* Goal of the exercise
Retype all material exactly. Pictures stay out of the copy.

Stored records
···
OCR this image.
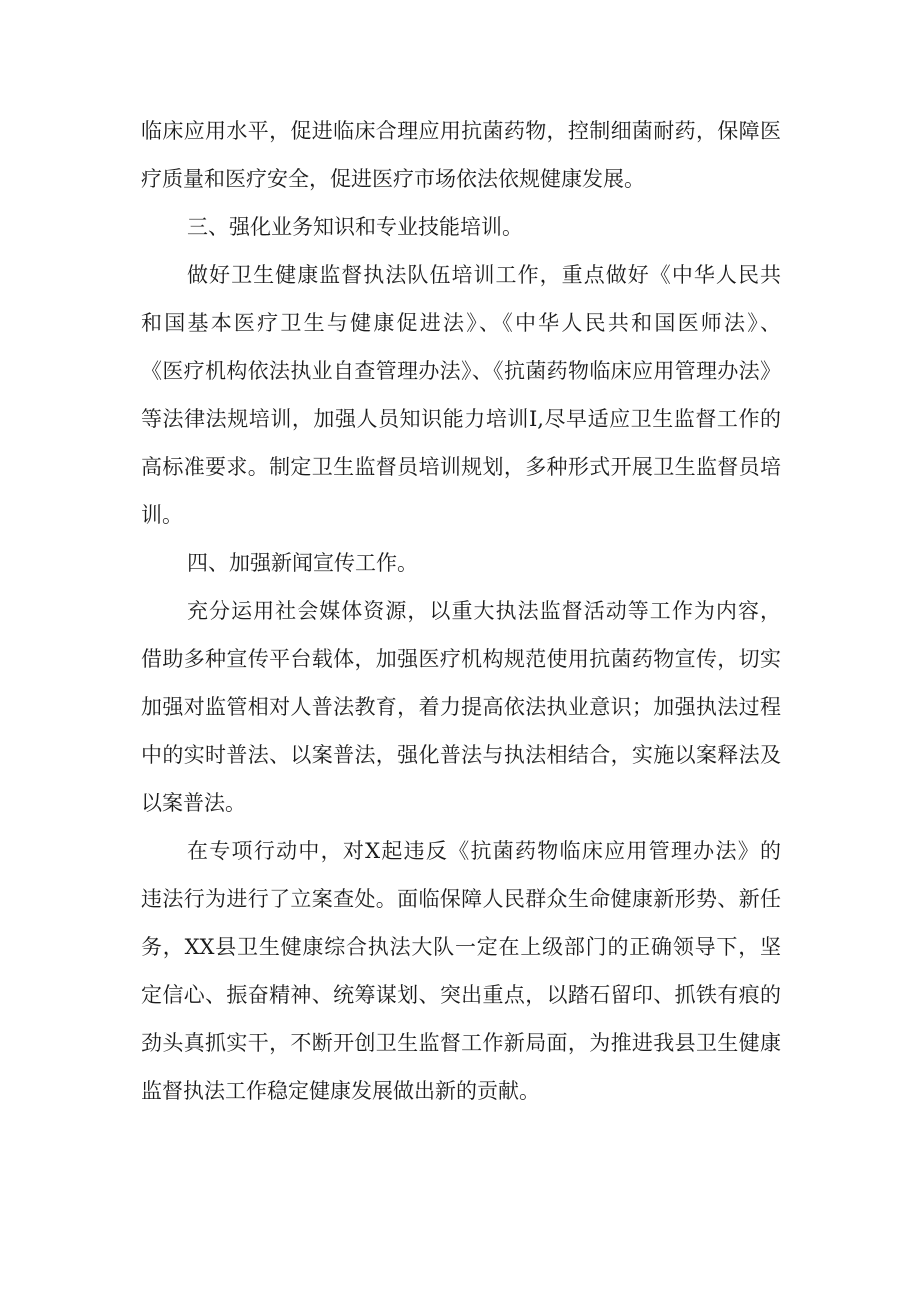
临床应用水平，促进临床合理应用抗菌药物，控制细菌耐药，保障医
疗质量和医疗安全，促进医疗市场依法依规健康发展。
三、强化业务知识和专业技能培训。
做好卫生健康监督执法队伍培训工作，重点做好《中华人民共
和国基本医疗卫生与健康促进法》、《中华人民共和国医师法》、
《医疗机构依法执业自查管理办法》、《抗菌药物临床应用管理办法》
等法律法规培训，加强人员知识能力培训I,尽早适应卫生监督工作的
高标准要求。制定卫生监督员培训规划，多种形式开展卫生监督员培
训。
四、加强新闻宣传工作。
充分运用社会媒体资源，以重大执法监督活动等工作为内容，
借助多种宣传平台载体，加强医疗机构规范使用抗菌药物宣传，切实
加强对监管相对人普法教育，着力提高依法执业意识；加强执法过程
中的实时普法、以案普法，强化普法与执法相结合，实施以案释法及
以案普法。
在专项行动中，对X起违反《抗菌药物临床应用管理办法》的
违法行为进行了立案查处。面临保障人民群众生命健康新形势、新任
务，XX县卫生健康综合执法大队一定在上级部门的正确领导下，坚
定信心、振奋精神、统筹谋划、突出重点，以踏石留印、抓铁有痕的
劲头真抓实干，不断开创卫生监督工作新局面，为推进我县卫生健康
监督执法工作稳定健康发展做出新的贡献。
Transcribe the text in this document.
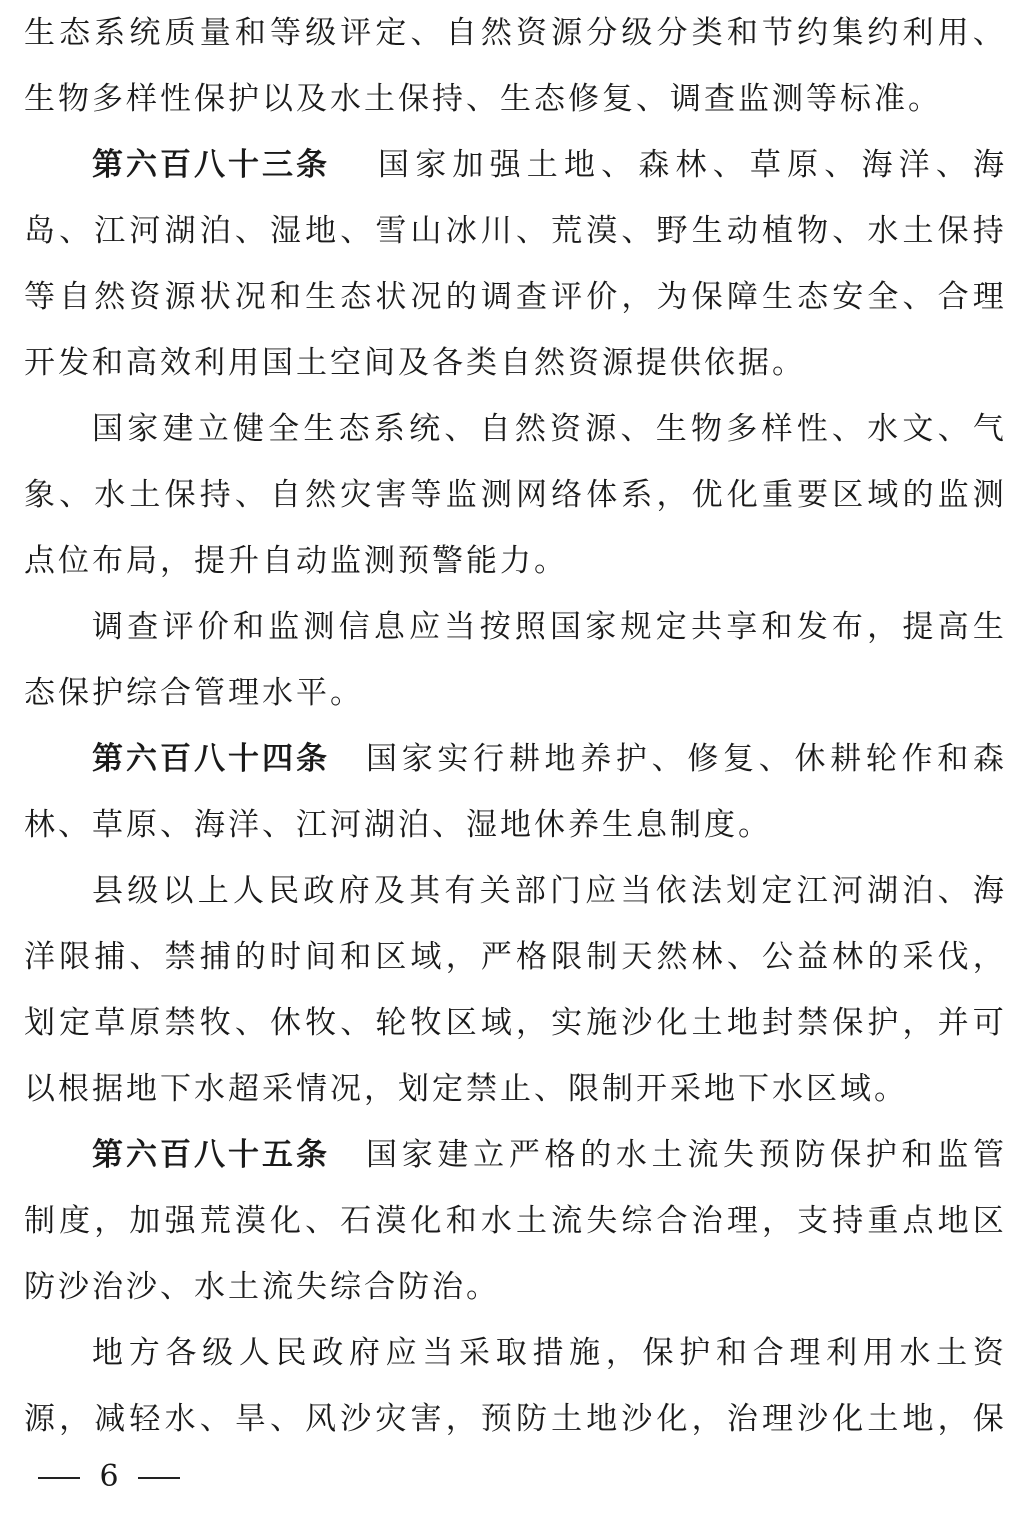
生 态 系 统 质 量 和 等 级 评 定 、 自 然 资 源 分 级 分 类 和 节 约 集 约 利 用 、
生物多样性保护以及水土保持、生态修复、调查监测等标准。
第六百八十三条 国 家 加 强 土 地 、 森 林 、 草 原 、 海 洋 、 海
岛 、 江 河 湖 泊 、 湿 地 、 雪 山 冰 川 、 荒 漠 、 野 生 动 植 物 、 水 土 保 持
等 自 然 资 源 状 况 和 生 态 状 况 的 调 查 评 价 ， 为 保 障 生 态 安 全 、 合 理
开发和高效利用国土空间及各类自然资源提供依据。
国 家 建 立 健 全 生 态 系 统 、 自 然 资 源 、 生 物 多 样 性 、 水 文 、 气
象 、 水 土 保 持 、 自 然 灾 害 等 监 测 网 络 体 系 ， 优 化 重 要 区 域 的 监 测
点位布局，提升自动监测预警能力。
调 查 评 价 和 监 测 信 息 应 当 按 照 国 家 规 定 共 享 和 发 布 ， 提 高 生
态保护综合管理水平。
第六百八十四条 国 家 实 行 耕 地 养 护 、 修 复 、 休 耕 轮 作 和 森
林、草原、海洋、江河湖泊、湿地休养生息制度。
县 级 以 上 人 民 政 府 及 其 有 关 部 门 应 当 依 法 划 定 江 河 湖 泊 、 海
洋 限 捕 、 禁 捕 的 时 间 和 区 域 ， 严 格 限 制 天 然 林 、 公 益 林 的 采 伐 ，
划 定 草 原 禁 牧 、 休 牧 、 轮 牧 区 域 ， 实 施 沙 化 土 地 封 禁 保 护 ， 并 可
以根据地下水超采情况，划定禁止、限制开采地下水区域。
第六百八十五条 国 家 建 立 严 格 的 水 土 流 失 预 防 保 护 和 监 管
制 度 ， 加 强 荒 漠 化 、 石 漠 化 和 水 土 流 失 综 合 治 理 ， 支 持 重 点 地 区
防沙治沙、水土流失综合防治。
地 方 各 级 人 民 政 府 应 当 采 取 措 施 ， 保 护 和 合 理 利 用 水 土 资
源 ， 减 轻 水 、 旱 、 风 沙 灾 害 ， 预 防 土 地 沙 化 ， 治 理 沙 化 土 地 ， 保
6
···
* Worked solution
OCR this image.
临床应用水平，促进临床合理应用抗菌药物，控制细菌耐药，保障医
疗质量和医疗安全，促进医疗市场依法依规健康发展。
三、强化业务知识和专业技能培训。
做好卫生健康监督执法队伍培训工作，重点做好《中华人民共
和国基本医疗卫生与健康促进法》、《中华人民共和国医师法》、
《医疗机构依法执业自查管理办法》、《抗菌药物临床应用管理办法》
等法律法规培训，加强人员知识能力培训I,尽早适应卫生监督工作的
高标准要求。制定卫生监督员培训规划，多种形式开展卫生监督员培
训。
四、加强新闻宣传工作。
充分运用社会媒体资源，以重大执法监督活动等工作为内容，
借助多种宣传平台载体，加强医疗机构规范使用抗菌药物宣传，切实
加强对监管相对人普法教育，着力提高依法执业意识；加强执法过程
中的实时普法、以案普法，强化普法与执法相结合，实施以案释法及
以案普法。
在专项行动中，对X起违反《抗菌药物临床应用管理办法》的
违法行为进行了立案查处。面临保障人民群众生命健康新形势、新任
务，XX县卫生健康综合执法大队一定在上级部门的正确领导下，坚
定信心、振奋精神、统筹谋划、突出重点，以踏石留印、抓铁有痕的
劲头真抓实干，不断开创卫生监督工作新局面，为推进我县卫生健康
监督执法工作稳定健康发展做出新的贡献。
Transcribe the text in this document.
生 态 系 统 质 量 和 等 级 评 定 、 自 然 资 源 分 级 分 类 和 节 约 集 约 利 用 、
生物多样性保护以及水土保持、生态修复、调查监测等标准。
第六百八十三条 国 家 加 强 土 地 、 森 林 、 草 原 、 海 洋 、 海
岛 、 江 河 湖 泊 、 湿 地 、 雪 山 冰 川 、 荒 漠 、 野 生 动 植 物 、 水 土 保 持
等 自 然 资 源 状 况 和 生 态 状 况 的 调 查 评 价 ， 为 保 障 生 态 安 全 、 合 理
开发和高效利用国土空间及各类自然资源提供依据。
国 家 建 立 健 全 生 态 系 统 、 自 然 资 源 、 生 物 多 样 性 、 水 文 、 气
象 、 水 土 保 持 、 自 然 灾 害 等 监 测 网 络 体 系 ， 优 化 重 要 区 域 的 监 测
点位布局，提升自动监测预警能力。
调 查 评 价 和 监 测 信 息 应 当 按 照 国 家 规 定 共 享 和 发 布 ， 提 高 生
态保护综合管理水平。
第六百八十四条 国 家 实 行 耕 地 养 护 、 修 复 、 休 耕 轮 作 和 森
林、草原、海洋、江河湖泊、湿地休养生息制度。
县 级 以 上 人 民 政 府 及 其 有 关 部 门 应 当 依 法 划 定 江 河 湖 泊 、 海
洋 限 捕 、 禁 捕 的 时 间 和 区 域 ， 严 格 限 制 天 然 林 、 公 益 林 的 采 伐 ，
划 定 草 原 禁 牧 、 休 牧 、 轮 牧 区 域 ， 实 施 沙 化 土 地 封 禁 保 护 ， 并 可
以根据地下水超采情况，划定禁止、限制开采地下水区域。
第六百八十五条 国 家 建 立 严 格 的 水 土 流 失 预 防 保 护 和 监 管
制 度 ， 加 强 荒 漠 化 、 石 漠 化 和 水 土 流 失 综 合 治 理 ， 支 持 重 点 地 区
防沙治沙、水土流失综合防治。
地 方 各 级 人 民 政 府 应 当 采 取 措 施 ， 保 护 和 合 理 利 用 水 土 资
源 ， 减 轻 水 、 旱 、 风 沙 灾 害 ， 预 防 土 地 沙 化 ， 治 理 沙 化 土 地 ， 保
6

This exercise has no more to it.